[BEGIN]

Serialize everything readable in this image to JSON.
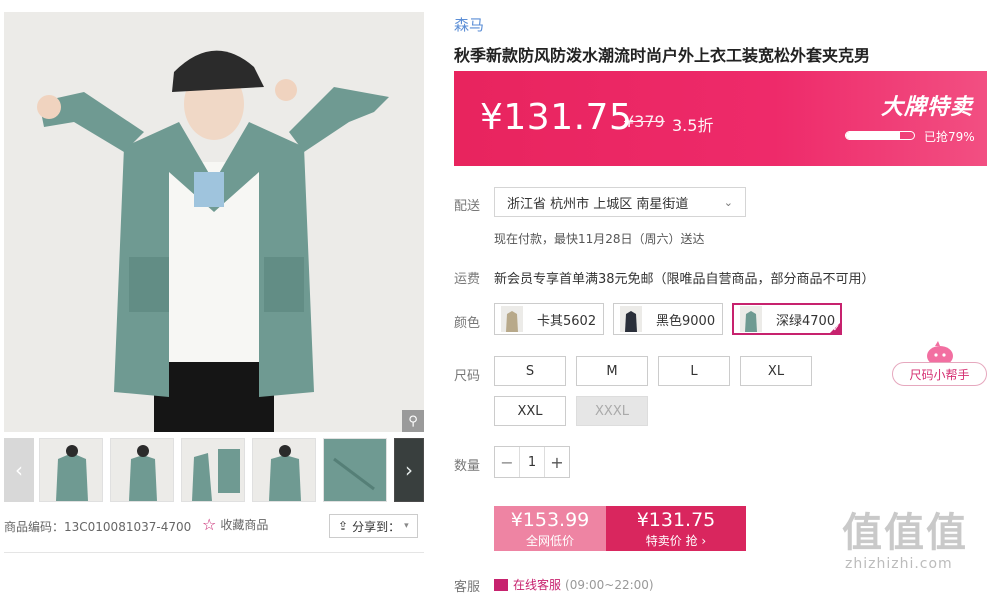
{
  "product": {
    "brand": "森马",
    "title": "秋季新款防风防泼水潮流时尚户外上衣工装宽松外套夹克男",
    "code_label": "商品编码：13C010081037-4700",
    "favorite_label": "收藏商品",
    "share_label": "分享到："
  },
  "price": {
    "current": "¥131.75",
    "original": "¥379",
    "discount": "3.5折",
    "promo_title": "大牌特卖",
    "sold_fraction": 0.79,
    "sold_text": "已抢79%"
  },
  "delivery": {
    "label": "配送",
    "address": "浙江省 杭州市 上城区 南星街道",
    "eta": "现在付款，最快11月28日（周六）送达"
  },
  "shipping": {
    "label": "运费",
    "text": "新会员专享首单满38元免邮（限唯品自营商品，部分商品不可用）"
  },
  "colors": {
    "label": "颜色",
    "options": [
      {
        "name": "卡其5602",
        "swatch": "#b8a98a",
        "selected": false
      },
      {
        "name": "黑色9000",
        "swatch": "#2a2f3a",
        "selected": false
      },
      {
        "name": "深绿4700",
        "swatch": "#6f9a92",
        "selected": true
      }
    ]
  },
  "sizes": {
    "label": "尺码",
    "options": [
      {
        "name": "S",
        "available": true
      },
      {
        "name": "M",
        "available": true
      },
      {
        "name": "L",
        "available": true
      },
      {
        "name": "XL",
        "available": true
      },
      {
        "name": "XXL",
        "available": true
      },
      {
        "name": "XXXL",
        "available": false
      }
    ],
    "helper_label": "尺码小帮手"
  },
  "quantity": {
    "label": "数量",
    "value": "1",
    "minus": "−",
    "plus": "+"
  },
  "buy": {
    "left_price": "¥153.99",
    "left_label": "全网低价",
    "right_price": "¥131.75",
    "right_label": "特卖价 抢 ›"
  },
  "footer": {
    "service_label": "客服",
    "service_text": "在线客服",
    "service_hours": "(09:00~22:00)"
  },
  "watermark": {
    "main": "值值值",
    "sub": "zhizhizhi.com"
  },
  "colors_theme": {
    "accent": "#e8245e",
    "brand_link": "#5b8ed6",
    "selected_border": "#c7226e"
  }
}
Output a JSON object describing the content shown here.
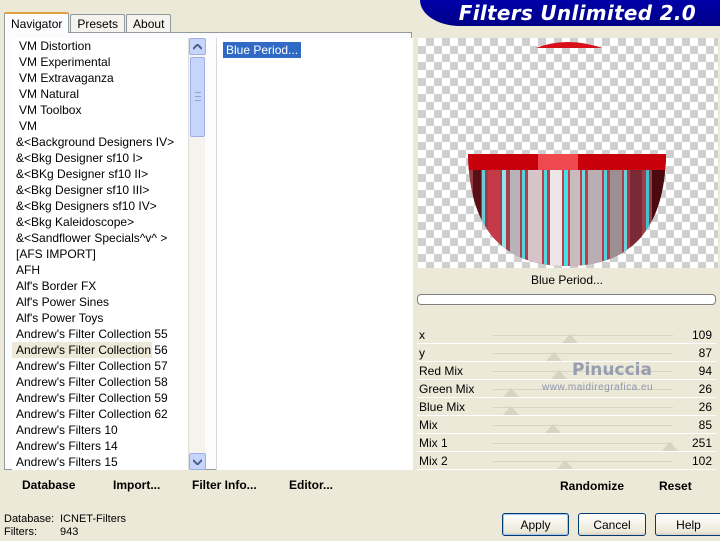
{
  "tabs": [
    {
      "label": "Navigator"
    },
    {
      "label": "Presets"
    },
    {
      "label": "About"
    }
  ],
  "banner": {
    "title": "Filters Unlimited 2.0"
  },
  "categories": [
    "VM Distortion",
    "VM Experimental",
    "VM Extravaganza",
    "VM Natural",
    "VM Toolbox",
    "VM",
    "&<Background Designers IV>",
    "&<Bkg Designer sf10 I>",
    "&<BKg Designer sf10 II>",
    "&<Bkg Designer sf10 III>",
    "&<Bkg Designers sf10 IV>",
    "&<Bkg Kaleidoscope>",
    "&<Sandflower Specials^v^ >",
    "[AFS IMPORT]",
    "AFH",
    "Alf's Border FX",
    "Alf's Power Sines",
    "Alf's Power Toys",
    "Andrew's Filter Collection 55",
    "Andrew's Filter Collection 56",
    "Andrew's Filter Collection 57",
    "Andrew's Filter Collection 58",
    "Andrew's Filter Collection 59",
    "Andrew's Filter Collection 62",
    "Andrew's Filters 10",
    "Andrew's Filters 14",
    "Andrew's Filters 15"
  ],
  "selected_category_index": 19,
  "filters": [
    {
      "label": "Blue Period..."
    }
  ],
  "left_buttons": {
    "database": "Database",
    "import": "Import...",
    "filter_info": "Filter Info...",
    "editor": "Editor..."
  },
  "preview": {
    "filter_name": "Blue Period...",
    "progress": 0
  },
  "params": [
    {
      "label": "x",
      "value": "109"
    },
    {
      "label": "y",
      "value": "87"
    },
    {
      "label": "Red Mix",
      "value": "94"
    },
    {
      "label": "Green Mix",
      "value": "26"
    },
    {
      "label": "Blue Mix",
      "value": "26"
    },
    {
      "label": "Mix",
      "value": "85"
    },
    {
      "label": "Mix 1",
      "value": "251"
    },
    {
      "label": "Mix 2",
      "value": "102"
    }
  ],
  "watermark": {
    "name": "Pinuccia",
    "url": "www.maidiregrafica.eu"
  },
  "right_buttons": {
    "randomize": "Randomize",
    "reset": "Reset"
  },
  "footer": {
    "database_label": "Database:",
    "database_value": "ICNET-Filters",
    "filters_label": "Filters:",
    "filters_value": "943",
    "apply": "Apply",
    "cancel": "Cancel",
    "help": "Help"
  },
  "colors": {
    "banner": "#0000a0",
    "selection": "#316ac5",
    "accent_red": "#c8000c",
    "accent_cyan": "#3ce0e0"
  }
}
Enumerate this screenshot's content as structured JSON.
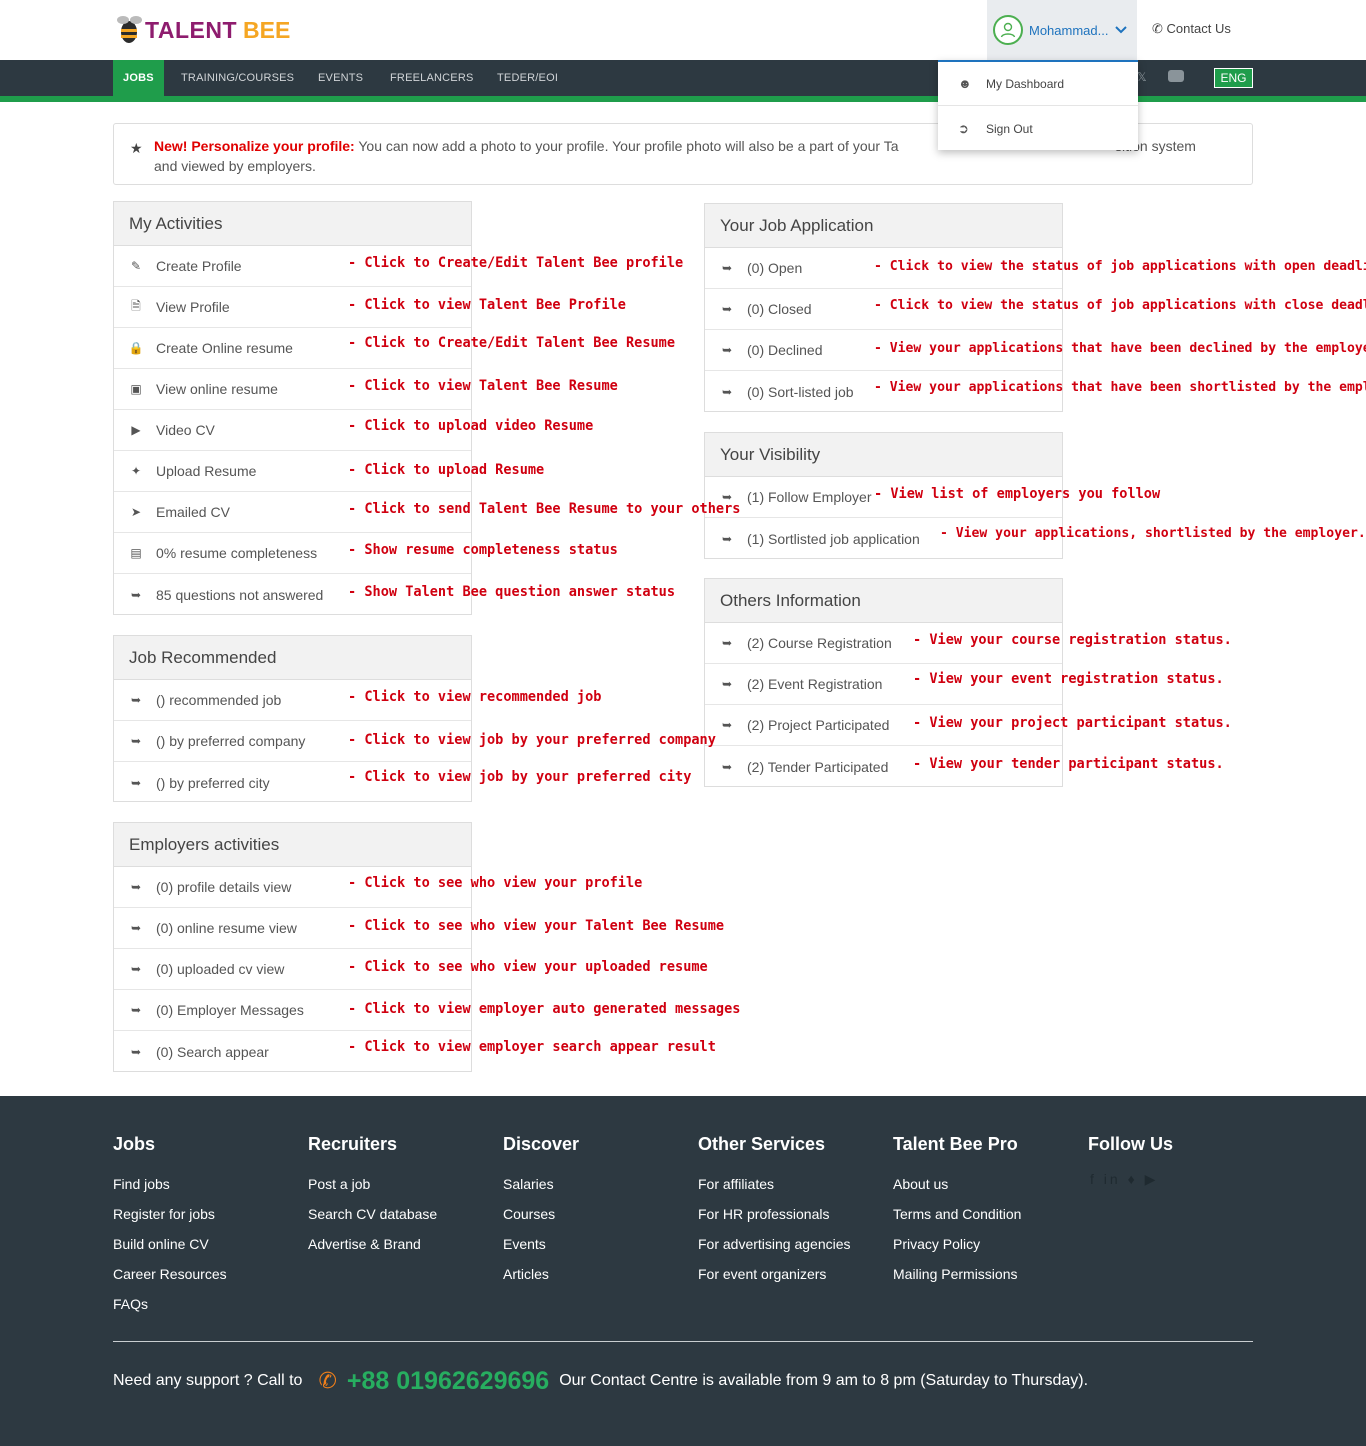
{
  "header": {
    "logo_part1": "TALENT",
    "logo_part2": "BEE",
    "user_name": "Mohammad...",
    "contact_label": "Contact Us"
  },
  "nav": {
    "tabs": [
      "JOBS",
      "TRAINING/COURSES",
      "EVENTS",
      "FREELANCERS",
      "TEDER/EOI"
    ],
    "active_tab": "JOBS",
    "lang": "ENG"
  },
  "user_menu": {
    "items": [
      "My Dashboard",
      "Sign Out"
    ]
  },
  "notice": {
    "highlight": "New! Personalize your profile:",
    "text": " You can now add a photo to your profile. Your profile photo will also be a part of your Ta",
    "text2": "sition system",
    "text3": "and viewed by employers."
  },
  "my_activities": {
    "title": "My Activities",
    "rows": [
      {
        "label": "Create Profile",
        "icon": "edit-icon",
        "note": "- Click to Create/Edit Talent Bee profile"
      },
      {
        "label": "View Profile",
        "icon": "profile-search-icon",
        "note": "- Click to view Talent Bee Profile"
      },
      {
        "label": "Create Online resume",
        "icon": "resume-lock-icon",
        "note": "- Click to Create/Edit Talent Bee Resume"
      },
      {
        "label": "View online resume",
        "icon": "monitor-icon",
        "note": "- Click to view Talent Bee Resume"
      },
      {
        "label": "Video CV",
        "icon": "video-icon",
        "note": "- Click to upload video Resume"
      },
      {
        "label": "Upload Resume",
        "icon": "puzzle-icon",
        "note": "- Click to upload Resume"
      },
      {
        "label": "Emailed CV",
        "icon": "send-icon",
        "note": "- Click to send Talent Bee Resume to your others"
      },
      {
        "label": "0% resume completeness",
        "icon": "id-card-icon",
        "note": "- Show resume completeness status"
      },
      {
        "label": "85 questions not answered",
        "icon": "arrow-dots-icon",
        "note": "- Show Talent Bee question answer status"
      }
    ]
  },
  "job_recommended": {
    "title": "Job Recommended",
    "rows": [
      {
        "label": "() recommended job",
        "note": "- Click to view recommended job"
      },
      {
        "label": "() by preferred company",
        "note": "- Click to view job by your preferred company"
      },
      {
        "label": "() by preferred city",
        "note": "- Click to view job by your preferred city"
      }
    ]
  },
  "employers_activities": {
    "title": "Employers activities",
    "rows": [
      {
        "label": "(0) profile details view",
        "note": "- Click to see who view your profile"
      },
      {
        "label": "(0) online resume view",
        "note": "- Click to see who view your Talent Bee Resume"
      },
      {
        "label": "(0) uploaded cv view",
        "note": "- Click to see who view your uploaded resume"
      },
      {
        "label": "(0) Employer Messages",
        "note": "- Click to view employer auto generated messages"
      },
      {
        "label": "(0) Search appear",
        "note": "- Click to view employer search appear result"
      }
    ]
  },
  "job_application": {
    "title": "Your Job Application",
    "rows": [
      {
        "label": "(0) Open",
        "note": "- Click to view the status of job applications with open deadlines."
      },
      {
        "label": "(0) Closed",
        "note": "- Click to view the status of job applications with close deadlines."
      },
      {
        "label": "(0) Declined",
        "note": "- View your applications that have been declined by the employer."
      },
      {
        "label": "(0) Sort-listed job",
        "note": "- View your applications that have been shortlisted by the employer."
      }
    ]
  },
  "visibility": {
    "title": "Your Visibility",
    "rows": [
      {
        "label": "(1) Follow Employer",
        "note": "- View list of employers you follow"
      },
      {
        "label": "(1) Sortlisted job application",
        "note": "- View your applications, shortlisted by the employer."
      }
    ]
  },
  "others_info": {
    "title": "Others Information",
    "rows": [
      {
        "label": "(2) Course Registration",
        "note": "- View your course registration status."
      },
      {
        "label": "(2) Event Registration",
        "note": "- View your event registration status."
      },
      {
        "label": "(2) Project Participated",
        "note": "- View your project participant status."
      },
      {
        "label": "(2) Tender Participated",
        "note": "- View your tender participant status."
      }
    ]
  },
  "footer": {
    "columns": [
      {
        "title": "Jobs",
        "links": [
          "Find jobs",
          "Register for jobs",
          "Build online CV",
          "Career Resources",
          "FAQs"
        ]
      },
      {
        "title": "Recruiters",
        "links": [
          "Post a job",
          "Search CV database",
          "Advertise & Brand"
        ]
      },
      {
        "title": "Discover",
        "links": [
          "Salaries",
          "Courses",
          "Events",
          "Articles"
        ]
      },
      {
        "title": "Other Services",
        "links": [
          "For affiliates",
          "For HR professionals",
          "For advertising agencies",
          "For event organizers"
        ]
      },
      {
        "title": "Talent Bee Pro",
        "links": [
          "About us",
          "Terms and Condition",
          "Privacy Policy",
          "Mailing Permissions"
        ]
      },
      {
        "title": "Follow Us",
        "links": []
      }
    ],
    "support_prefix": "Need any support ? Call to",
    "support_number": "+88 01962629696",
    "support_suffix": "Our Contact Centre is available from 9 am to 8 pm (Saturday to Thursday)."
  },
  "colors": {
    "brand_green": "#1f9d4b",
    "nav_dark": "#2d3941",
    "annotation_red": "#d00010"
  }
}
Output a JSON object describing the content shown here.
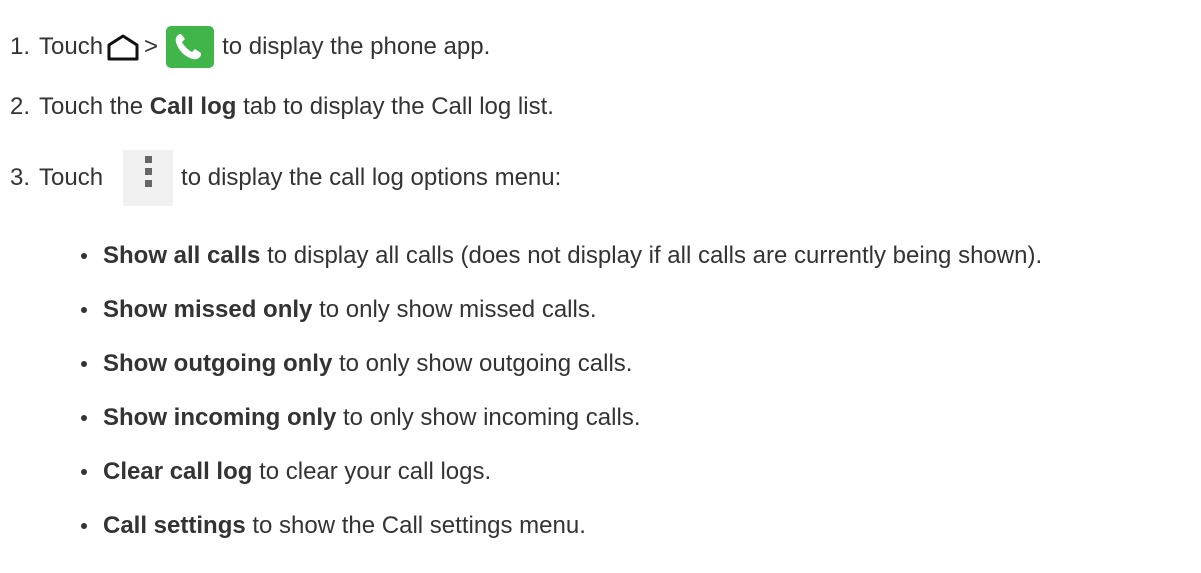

[END]

## Stated problem
Locate the word "Create" in the records and collect each line it appears in.

## Answer to this task
        "label": "Create Profile",
        "note": "- Click to Create/Edit Talent Bee profile"
        "label": "Create Online resume",
        "note": "- Click to Create/Edit Talent Bee Resume"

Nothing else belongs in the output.